Problem details: Identify all lines below that hold "content" and collect them.

Information shown:
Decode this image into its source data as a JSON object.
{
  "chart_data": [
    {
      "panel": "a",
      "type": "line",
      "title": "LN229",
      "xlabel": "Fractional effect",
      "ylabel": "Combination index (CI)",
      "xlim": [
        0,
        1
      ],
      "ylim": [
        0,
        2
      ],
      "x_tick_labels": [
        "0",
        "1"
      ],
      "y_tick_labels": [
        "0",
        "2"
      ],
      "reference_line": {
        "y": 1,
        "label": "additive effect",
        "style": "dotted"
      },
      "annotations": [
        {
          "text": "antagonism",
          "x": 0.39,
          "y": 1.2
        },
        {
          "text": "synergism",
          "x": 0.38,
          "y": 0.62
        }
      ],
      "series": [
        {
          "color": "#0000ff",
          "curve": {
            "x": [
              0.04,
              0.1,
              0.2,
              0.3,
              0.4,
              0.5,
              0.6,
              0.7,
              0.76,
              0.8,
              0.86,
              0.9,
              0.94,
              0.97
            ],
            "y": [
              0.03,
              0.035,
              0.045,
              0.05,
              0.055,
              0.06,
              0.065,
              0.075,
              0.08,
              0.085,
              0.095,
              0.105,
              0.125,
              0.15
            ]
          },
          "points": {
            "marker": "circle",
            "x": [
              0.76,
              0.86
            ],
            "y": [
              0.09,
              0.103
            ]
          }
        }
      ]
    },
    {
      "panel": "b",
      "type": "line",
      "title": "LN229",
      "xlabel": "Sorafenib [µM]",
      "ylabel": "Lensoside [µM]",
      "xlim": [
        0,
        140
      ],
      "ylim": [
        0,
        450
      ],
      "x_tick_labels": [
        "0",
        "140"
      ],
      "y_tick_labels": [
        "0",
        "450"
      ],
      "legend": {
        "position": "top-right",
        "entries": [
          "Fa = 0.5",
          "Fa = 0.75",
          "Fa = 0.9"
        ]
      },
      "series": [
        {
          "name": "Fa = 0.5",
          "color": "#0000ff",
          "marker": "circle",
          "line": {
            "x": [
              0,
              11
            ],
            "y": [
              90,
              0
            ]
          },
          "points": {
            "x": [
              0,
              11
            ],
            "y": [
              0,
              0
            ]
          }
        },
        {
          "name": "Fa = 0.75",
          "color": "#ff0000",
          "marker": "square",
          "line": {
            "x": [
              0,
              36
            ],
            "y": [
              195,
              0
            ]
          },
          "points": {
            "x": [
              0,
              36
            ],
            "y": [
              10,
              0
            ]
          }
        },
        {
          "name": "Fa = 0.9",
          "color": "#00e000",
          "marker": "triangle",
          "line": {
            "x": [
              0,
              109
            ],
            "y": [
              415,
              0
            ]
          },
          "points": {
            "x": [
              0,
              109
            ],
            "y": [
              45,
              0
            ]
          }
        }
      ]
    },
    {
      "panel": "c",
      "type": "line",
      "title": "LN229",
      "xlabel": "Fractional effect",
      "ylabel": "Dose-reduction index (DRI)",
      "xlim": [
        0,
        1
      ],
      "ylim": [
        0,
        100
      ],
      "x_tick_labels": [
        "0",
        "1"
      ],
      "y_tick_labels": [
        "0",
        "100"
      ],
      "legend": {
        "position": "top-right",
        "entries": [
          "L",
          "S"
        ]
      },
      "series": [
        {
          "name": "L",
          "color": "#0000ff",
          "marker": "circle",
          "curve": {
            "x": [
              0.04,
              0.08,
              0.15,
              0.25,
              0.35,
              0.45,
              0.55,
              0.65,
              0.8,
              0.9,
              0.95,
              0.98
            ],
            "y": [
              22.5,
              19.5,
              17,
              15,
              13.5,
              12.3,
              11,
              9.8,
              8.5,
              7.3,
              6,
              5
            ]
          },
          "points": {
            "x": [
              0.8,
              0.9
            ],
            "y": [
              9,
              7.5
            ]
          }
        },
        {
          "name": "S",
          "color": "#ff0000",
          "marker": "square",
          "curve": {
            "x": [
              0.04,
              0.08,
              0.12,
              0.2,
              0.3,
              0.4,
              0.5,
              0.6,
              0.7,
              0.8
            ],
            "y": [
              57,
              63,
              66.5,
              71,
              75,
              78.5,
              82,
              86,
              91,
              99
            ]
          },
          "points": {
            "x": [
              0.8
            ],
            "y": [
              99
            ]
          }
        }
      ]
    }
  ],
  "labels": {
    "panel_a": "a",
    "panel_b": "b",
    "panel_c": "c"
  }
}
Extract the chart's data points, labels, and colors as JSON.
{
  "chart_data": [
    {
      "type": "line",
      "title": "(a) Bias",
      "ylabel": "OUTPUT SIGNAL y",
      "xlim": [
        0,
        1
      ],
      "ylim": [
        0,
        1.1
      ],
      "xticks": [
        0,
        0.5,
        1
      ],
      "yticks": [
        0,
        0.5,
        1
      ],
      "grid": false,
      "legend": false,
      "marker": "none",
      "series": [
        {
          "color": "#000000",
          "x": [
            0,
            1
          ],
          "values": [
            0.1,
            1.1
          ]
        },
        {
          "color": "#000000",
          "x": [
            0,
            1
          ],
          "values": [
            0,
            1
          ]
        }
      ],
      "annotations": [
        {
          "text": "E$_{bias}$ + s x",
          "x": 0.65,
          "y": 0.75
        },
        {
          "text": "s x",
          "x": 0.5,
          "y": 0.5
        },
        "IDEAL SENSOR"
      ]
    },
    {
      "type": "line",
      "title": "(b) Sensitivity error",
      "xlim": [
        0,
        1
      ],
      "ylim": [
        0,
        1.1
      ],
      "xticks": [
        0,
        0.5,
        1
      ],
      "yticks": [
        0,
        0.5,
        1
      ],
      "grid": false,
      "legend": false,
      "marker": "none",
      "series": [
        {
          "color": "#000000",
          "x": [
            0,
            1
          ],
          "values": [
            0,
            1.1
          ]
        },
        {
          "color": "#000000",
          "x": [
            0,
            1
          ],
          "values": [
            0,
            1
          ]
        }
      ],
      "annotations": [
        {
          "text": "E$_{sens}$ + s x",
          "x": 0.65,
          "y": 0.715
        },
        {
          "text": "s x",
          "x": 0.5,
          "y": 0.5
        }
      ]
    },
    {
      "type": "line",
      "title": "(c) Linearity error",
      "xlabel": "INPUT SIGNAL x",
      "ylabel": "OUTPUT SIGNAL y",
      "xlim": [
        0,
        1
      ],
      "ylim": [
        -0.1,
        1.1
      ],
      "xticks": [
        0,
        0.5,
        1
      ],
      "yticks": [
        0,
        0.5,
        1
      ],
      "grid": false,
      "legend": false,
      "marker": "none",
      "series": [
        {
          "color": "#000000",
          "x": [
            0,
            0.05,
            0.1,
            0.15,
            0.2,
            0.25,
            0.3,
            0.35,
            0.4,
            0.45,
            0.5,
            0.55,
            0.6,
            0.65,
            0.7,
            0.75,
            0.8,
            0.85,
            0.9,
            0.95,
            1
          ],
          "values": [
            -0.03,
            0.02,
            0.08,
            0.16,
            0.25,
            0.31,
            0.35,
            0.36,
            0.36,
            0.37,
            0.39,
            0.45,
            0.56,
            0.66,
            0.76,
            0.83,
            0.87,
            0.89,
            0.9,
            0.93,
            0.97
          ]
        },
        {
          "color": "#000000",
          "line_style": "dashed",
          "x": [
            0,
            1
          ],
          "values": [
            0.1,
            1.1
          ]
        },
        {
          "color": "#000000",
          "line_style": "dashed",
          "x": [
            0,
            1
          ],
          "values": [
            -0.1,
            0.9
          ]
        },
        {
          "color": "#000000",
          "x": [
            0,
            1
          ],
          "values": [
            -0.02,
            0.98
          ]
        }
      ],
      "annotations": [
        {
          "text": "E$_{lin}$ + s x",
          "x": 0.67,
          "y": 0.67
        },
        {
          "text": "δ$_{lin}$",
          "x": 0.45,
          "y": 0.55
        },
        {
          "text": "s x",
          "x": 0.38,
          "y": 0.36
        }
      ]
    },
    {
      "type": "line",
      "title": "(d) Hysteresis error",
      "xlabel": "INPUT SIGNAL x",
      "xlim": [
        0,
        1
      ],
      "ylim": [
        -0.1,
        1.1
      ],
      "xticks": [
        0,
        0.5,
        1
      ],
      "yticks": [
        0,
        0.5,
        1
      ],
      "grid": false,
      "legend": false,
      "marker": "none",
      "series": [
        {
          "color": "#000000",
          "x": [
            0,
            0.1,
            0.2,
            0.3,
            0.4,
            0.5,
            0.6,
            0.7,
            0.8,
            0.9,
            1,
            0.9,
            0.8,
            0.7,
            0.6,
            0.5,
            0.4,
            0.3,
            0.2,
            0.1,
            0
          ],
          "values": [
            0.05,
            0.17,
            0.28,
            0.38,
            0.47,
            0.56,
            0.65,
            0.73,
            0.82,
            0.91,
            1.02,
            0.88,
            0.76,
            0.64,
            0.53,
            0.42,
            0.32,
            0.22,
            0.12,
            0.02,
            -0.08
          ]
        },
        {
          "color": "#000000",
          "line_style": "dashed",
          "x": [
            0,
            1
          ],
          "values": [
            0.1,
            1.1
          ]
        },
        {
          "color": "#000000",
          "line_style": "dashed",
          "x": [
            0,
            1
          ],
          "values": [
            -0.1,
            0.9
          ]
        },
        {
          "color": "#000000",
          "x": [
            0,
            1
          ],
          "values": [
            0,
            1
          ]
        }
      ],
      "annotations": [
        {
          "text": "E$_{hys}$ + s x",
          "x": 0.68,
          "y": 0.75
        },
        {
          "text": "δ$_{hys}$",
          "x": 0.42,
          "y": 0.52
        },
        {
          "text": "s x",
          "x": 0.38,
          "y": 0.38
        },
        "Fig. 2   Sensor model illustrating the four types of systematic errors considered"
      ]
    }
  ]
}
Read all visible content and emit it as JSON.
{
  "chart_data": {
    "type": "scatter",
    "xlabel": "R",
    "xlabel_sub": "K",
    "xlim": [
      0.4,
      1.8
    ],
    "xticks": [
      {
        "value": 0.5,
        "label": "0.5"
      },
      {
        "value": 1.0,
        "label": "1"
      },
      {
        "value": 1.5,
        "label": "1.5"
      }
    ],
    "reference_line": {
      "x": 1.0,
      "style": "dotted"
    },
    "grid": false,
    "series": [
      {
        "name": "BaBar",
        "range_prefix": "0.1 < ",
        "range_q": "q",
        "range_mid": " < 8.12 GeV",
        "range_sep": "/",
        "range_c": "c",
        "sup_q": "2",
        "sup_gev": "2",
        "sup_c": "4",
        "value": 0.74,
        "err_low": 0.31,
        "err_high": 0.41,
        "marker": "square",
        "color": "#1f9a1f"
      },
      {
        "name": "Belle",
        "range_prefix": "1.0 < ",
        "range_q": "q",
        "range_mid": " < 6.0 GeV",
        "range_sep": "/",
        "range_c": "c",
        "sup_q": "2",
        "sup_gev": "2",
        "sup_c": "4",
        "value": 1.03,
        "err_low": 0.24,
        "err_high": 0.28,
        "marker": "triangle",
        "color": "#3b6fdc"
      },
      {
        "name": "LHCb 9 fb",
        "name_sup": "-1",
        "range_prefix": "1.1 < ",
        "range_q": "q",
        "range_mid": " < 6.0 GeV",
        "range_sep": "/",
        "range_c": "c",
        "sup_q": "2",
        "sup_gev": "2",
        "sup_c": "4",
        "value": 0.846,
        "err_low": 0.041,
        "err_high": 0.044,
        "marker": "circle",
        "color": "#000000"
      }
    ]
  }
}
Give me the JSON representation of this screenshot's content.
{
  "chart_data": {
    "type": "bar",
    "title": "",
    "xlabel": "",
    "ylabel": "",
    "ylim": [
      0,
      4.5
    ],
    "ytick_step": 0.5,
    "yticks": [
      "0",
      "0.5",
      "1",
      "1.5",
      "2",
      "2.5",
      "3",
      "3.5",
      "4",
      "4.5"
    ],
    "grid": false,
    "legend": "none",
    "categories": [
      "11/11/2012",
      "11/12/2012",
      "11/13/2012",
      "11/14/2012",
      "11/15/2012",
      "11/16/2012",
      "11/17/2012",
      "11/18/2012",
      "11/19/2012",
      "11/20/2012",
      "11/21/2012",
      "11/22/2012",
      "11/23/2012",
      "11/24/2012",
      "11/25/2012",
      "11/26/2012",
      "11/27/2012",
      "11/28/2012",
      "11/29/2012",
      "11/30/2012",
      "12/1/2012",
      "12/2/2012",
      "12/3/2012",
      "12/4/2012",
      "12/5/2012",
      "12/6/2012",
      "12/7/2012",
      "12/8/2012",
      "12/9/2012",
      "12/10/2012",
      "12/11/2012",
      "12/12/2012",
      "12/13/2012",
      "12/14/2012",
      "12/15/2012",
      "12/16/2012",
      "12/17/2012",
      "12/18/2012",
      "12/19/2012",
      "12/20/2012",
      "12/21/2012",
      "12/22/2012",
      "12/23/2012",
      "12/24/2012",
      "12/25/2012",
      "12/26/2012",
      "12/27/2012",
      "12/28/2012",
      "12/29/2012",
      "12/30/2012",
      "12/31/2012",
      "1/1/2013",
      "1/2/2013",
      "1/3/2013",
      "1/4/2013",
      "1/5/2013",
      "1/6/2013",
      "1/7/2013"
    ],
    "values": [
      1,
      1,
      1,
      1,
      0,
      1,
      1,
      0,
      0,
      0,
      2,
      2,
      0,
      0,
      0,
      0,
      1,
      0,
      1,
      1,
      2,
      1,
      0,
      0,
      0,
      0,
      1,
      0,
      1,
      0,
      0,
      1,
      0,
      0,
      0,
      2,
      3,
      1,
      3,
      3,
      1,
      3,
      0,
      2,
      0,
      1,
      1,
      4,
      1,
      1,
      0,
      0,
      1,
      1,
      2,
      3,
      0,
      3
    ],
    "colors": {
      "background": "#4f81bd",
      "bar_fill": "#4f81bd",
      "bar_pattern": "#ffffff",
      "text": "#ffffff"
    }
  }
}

Solution to this task:
Read all visible content and emit it as JSON.
Give me the JSON representation of this screenshot's content.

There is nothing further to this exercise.